- Angezeigter Text -
##########

Foto-Montage: Giulia Gwinn (l.) und Lea Schüller (2.v.l.) von der deutschen Nationalmannschaft

Schlaues deutsches EM-Team Mit Köpfchen - und mit dem Kopf durch die Wand

Stand: 21.07.2022 07:41 Uhr

In der deutschen Mannschaft stehen viele Studentinnen. Ihre Köpfe benutzen sie sogar während der Europameisterschaft in England zum Lernen, aber auch zum Toremachen. Fünfmal traf das Team um Kapitänin Alexandra Popp schon per Kopf.

Von Florian Neuhauss (London)

Die Worte sind längst legendär: "Salopp gesprochen, verblöde ich seit zehn Jahren, halte mich aber über Wasser, weil ich ganz gut kicken kann." Nils Petersen vom SC Freiburg brach damit vor fünf Jahren eine Debatte los über vermeintlich "dumme" Fußballer. Er selbst habe nichts gelernt, keine Ausbildung gemacht und die Zuschauer in Freiburg sind "insgesamt wohl intellektueller und schlauer als ich".

Wir haben eine smarte Mannschaft. Viele beschäftigen sich abseits des Sports noch mit der Birne.
Marina Hegering

Solche Sätze würde es von der Frauen-Nationalmannschaft nicht geben. Einerseits sind die Spielerinnen dazu gezwungen, früh an die Zeit nach der Karriere zu denken, weil sie schlicht viel weniger Geld verdienen als die Männer. Deutschlands Nummer eins Merle Frohms betonte aber auch: "Es tut mir ganz gut, mich auch mit anderen Themen zu beschäftigen und auf andere Gedanken zu kommen." Sie brauche das Gefühl, auch etwas anderes zu können, als Fußball zu spielen.

##########

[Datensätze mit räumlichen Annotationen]
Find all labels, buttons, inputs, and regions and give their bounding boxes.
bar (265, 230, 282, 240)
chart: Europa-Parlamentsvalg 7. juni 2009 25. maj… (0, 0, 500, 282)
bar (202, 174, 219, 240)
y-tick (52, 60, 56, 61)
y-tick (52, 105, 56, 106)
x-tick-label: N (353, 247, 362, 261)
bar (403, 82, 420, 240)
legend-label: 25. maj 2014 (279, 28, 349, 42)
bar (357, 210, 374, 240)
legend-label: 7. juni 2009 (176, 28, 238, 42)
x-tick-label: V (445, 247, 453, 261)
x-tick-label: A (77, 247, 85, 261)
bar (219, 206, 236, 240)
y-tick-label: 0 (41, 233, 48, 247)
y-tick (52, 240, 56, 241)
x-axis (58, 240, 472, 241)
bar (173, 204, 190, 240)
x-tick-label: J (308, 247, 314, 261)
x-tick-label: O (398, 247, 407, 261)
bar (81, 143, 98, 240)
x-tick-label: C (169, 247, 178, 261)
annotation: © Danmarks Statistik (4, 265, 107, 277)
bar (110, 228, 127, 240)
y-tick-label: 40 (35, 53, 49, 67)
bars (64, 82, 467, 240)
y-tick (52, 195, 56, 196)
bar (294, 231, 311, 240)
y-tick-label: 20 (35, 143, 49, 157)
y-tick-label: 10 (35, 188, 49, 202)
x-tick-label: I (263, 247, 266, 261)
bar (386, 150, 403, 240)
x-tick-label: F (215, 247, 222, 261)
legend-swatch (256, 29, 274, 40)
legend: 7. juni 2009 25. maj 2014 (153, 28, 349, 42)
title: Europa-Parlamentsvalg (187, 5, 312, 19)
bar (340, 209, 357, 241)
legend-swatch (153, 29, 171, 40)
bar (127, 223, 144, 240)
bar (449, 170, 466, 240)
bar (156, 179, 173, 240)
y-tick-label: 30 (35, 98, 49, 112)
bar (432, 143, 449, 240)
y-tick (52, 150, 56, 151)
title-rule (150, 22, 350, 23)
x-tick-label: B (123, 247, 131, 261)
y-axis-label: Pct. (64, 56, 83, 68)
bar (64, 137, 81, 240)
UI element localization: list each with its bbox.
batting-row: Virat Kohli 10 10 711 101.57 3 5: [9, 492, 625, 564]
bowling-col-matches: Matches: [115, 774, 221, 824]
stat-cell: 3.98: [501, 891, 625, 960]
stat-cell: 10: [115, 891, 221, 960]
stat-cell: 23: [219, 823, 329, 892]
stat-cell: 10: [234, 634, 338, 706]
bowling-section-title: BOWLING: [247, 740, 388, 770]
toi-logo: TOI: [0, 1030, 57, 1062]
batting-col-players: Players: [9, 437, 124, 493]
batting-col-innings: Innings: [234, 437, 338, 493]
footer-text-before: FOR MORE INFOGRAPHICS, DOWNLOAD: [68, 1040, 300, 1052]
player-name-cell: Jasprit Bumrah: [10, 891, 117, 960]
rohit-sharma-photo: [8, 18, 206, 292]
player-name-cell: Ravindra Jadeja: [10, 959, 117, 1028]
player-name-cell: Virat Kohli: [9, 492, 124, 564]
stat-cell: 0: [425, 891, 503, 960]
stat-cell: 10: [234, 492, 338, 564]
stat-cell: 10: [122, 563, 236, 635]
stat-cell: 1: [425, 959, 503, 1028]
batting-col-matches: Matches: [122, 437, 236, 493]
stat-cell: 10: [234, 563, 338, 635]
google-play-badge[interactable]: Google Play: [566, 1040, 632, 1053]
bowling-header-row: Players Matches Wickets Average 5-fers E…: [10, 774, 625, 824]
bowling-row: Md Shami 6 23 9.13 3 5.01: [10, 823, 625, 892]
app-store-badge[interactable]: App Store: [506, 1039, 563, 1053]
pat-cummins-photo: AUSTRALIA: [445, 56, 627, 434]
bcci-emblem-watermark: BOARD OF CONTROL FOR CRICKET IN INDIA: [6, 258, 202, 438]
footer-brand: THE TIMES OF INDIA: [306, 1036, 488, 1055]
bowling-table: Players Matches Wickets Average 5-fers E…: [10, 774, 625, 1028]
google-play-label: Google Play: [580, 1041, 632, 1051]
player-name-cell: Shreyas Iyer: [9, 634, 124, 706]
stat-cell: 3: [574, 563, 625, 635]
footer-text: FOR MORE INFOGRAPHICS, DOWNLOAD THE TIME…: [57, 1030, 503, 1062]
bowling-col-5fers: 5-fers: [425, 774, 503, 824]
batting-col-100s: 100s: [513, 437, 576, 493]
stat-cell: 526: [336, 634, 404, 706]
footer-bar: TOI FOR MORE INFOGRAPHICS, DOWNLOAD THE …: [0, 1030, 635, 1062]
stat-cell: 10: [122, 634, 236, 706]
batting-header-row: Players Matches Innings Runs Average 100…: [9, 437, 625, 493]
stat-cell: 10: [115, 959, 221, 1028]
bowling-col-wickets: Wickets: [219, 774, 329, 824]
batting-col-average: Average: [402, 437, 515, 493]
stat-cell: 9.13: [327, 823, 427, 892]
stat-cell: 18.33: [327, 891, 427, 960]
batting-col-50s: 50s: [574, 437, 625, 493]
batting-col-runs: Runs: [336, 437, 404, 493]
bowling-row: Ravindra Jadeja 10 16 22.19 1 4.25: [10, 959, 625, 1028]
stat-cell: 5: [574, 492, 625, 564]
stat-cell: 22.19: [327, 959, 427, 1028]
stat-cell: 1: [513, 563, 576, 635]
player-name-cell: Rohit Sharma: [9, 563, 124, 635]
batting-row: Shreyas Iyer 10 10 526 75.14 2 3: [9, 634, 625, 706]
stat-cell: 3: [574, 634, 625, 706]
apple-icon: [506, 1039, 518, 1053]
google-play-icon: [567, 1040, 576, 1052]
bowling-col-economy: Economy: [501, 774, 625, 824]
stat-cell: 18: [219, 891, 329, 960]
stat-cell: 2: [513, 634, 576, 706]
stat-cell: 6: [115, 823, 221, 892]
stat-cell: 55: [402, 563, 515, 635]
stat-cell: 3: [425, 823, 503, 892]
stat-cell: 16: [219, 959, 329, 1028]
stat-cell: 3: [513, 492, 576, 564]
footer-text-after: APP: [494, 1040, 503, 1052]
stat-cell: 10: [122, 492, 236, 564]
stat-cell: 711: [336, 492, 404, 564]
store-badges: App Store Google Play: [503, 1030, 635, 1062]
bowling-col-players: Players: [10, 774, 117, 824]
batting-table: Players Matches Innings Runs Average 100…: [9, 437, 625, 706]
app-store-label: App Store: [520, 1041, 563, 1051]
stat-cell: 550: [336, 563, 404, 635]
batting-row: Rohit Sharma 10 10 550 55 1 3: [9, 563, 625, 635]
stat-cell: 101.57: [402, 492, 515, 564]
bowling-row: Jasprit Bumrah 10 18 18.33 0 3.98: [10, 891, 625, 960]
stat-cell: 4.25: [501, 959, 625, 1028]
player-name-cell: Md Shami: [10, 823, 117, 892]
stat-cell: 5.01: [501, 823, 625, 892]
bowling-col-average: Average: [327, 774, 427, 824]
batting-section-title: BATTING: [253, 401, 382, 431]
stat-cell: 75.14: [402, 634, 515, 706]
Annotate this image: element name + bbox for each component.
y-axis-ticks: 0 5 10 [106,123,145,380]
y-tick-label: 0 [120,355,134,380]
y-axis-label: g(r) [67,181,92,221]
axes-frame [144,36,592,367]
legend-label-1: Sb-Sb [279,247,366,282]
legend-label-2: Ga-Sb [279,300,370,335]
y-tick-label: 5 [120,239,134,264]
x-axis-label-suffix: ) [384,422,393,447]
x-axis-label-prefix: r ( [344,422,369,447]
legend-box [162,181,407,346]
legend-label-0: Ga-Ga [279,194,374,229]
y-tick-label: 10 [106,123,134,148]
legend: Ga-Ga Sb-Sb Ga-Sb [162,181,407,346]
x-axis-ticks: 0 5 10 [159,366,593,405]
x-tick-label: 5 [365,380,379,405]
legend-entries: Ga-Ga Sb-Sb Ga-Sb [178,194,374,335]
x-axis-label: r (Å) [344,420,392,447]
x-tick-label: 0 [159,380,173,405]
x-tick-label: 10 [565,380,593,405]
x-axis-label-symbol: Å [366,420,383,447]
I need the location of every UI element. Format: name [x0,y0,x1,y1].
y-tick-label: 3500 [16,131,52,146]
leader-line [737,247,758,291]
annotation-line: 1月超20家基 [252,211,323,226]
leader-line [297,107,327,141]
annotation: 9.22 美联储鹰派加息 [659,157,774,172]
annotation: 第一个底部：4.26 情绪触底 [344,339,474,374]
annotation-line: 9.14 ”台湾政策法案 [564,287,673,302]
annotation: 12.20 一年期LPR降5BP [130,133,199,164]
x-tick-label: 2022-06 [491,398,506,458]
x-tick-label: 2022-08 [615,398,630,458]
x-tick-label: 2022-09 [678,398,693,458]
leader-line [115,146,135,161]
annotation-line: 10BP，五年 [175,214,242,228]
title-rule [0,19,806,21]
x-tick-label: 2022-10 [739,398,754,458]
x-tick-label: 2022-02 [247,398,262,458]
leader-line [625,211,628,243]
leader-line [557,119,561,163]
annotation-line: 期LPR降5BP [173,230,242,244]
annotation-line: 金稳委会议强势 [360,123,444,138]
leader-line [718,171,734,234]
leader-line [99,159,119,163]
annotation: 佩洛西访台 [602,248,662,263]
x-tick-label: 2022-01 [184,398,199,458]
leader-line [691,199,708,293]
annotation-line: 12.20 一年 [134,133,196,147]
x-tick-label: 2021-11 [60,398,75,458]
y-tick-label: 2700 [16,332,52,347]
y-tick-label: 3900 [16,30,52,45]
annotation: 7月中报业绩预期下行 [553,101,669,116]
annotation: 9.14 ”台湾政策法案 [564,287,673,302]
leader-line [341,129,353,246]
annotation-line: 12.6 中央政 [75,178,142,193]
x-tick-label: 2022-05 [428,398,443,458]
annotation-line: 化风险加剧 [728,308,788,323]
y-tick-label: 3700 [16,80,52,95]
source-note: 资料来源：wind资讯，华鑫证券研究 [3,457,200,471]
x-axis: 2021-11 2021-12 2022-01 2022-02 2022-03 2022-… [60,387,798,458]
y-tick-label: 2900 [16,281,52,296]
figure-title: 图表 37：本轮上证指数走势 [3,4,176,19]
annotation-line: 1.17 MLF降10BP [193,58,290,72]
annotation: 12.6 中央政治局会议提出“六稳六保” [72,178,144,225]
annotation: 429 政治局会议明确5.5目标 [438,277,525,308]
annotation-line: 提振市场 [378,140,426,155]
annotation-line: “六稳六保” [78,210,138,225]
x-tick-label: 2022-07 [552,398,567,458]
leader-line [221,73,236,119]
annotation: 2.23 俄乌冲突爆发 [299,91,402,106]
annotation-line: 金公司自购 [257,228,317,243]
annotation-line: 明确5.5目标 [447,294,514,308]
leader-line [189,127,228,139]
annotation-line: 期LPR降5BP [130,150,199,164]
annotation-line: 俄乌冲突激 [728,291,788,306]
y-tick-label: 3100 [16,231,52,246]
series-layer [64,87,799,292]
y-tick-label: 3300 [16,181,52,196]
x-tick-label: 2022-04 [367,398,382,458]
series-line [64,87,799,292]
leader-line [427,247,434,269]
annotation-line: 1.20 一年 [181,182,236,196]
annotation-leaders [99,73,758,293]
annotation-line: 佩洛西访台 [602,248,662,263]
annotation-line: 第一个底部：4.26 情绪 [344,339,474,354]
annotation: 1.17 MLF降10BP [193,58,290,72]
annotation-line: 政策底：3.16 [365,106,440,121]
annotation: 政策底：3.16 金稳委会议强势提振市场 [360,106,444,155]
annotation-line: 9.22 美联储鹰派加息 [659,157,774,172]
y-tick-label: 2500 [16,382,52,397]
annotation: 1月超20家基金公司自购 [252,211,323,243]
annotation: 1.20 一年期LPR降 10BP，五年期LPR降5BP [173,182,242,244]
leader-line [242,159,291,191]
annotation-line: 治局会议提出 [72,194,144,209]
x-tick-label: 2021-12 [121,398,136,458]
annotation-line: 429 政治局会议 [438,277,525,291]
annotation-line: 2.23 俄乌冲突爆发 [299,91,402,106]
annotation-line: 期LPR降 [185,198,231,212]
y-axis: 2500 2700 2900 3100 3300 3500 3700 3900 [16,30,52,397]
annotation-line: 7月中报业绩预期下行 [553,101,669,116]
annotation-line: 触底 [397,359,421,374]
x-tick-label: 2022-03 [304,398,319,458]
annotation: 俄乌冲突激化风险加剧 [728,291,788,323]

##########

- Aufgaben -
**1)** Beantworten Sie anhand des Artikels über das EM-Team folgende Fragen:
(a) Wie oft hat das Team bei diesem Turnier bereits per Kopf getroffen?
(b) Für welchen Verein spielt Nils Petersen?
(c) In welchem Land wird die Europameisterschaft ausgetragen?
**2)** Nennen Sie alle Personen, die im Artikel über das EM-Team namentlich erwähnt werden.
**3)** Kopieren Sie aus dem Artikel über das EM-Team die Passage wortgetreu, beginnend bei „Schlaues deutsches EM-Team“ und endend bei „mit der Birne.“.
Die Daten haben mit dem Text nichts zu tun.

- Antworten -
**1)**
(a) Fünfmal.
(b) Für den SC Freiburg.
(c) In England.

**2)** Giulia Gwinn, Lea Schüller, Alexandra Popp, Florian Neuhauss, Nils Petersen, Marina Hegering, Merle Frohms

**3)**
Schlaues deutsches EM-Team Mit Köpfchen - und mit dem Kopf durch die Wand

Stand: 21.07.2022 07:41 Uhr

In der deutschen Mannschaft stehen viele Studentinnen. Ihre Köpfe benutzen sie sogar während der Europameisterschaft in England zum Lernen, aber auch zum Toremachen. Fünfmal traf das Team um Kapitänin Alexandra Popp schon per Kopf.

Von Florian Neuhauss (London)

Die Worte sind längst legendär: "Salopp gesprochen, verblöde ich seit zehn Jahren, halte mich aber über Wasser, weil ich ganz gut kicken kann." Nils Petersen vom SC Freiburg brach damit vor fünf Jahren eine Debatte los über vermeintlich "dumme" Fußballer. Er selbst habe nichts gelernt, keine Ausbildung gemacht und die Zuschauer in Freiburg sind "insgesamt wohl intellektueller und schlauer als ich".

Wir haben eine smarte Mannschaft. Viele beschäftigen sich abseits des Sports noch mit der Birne.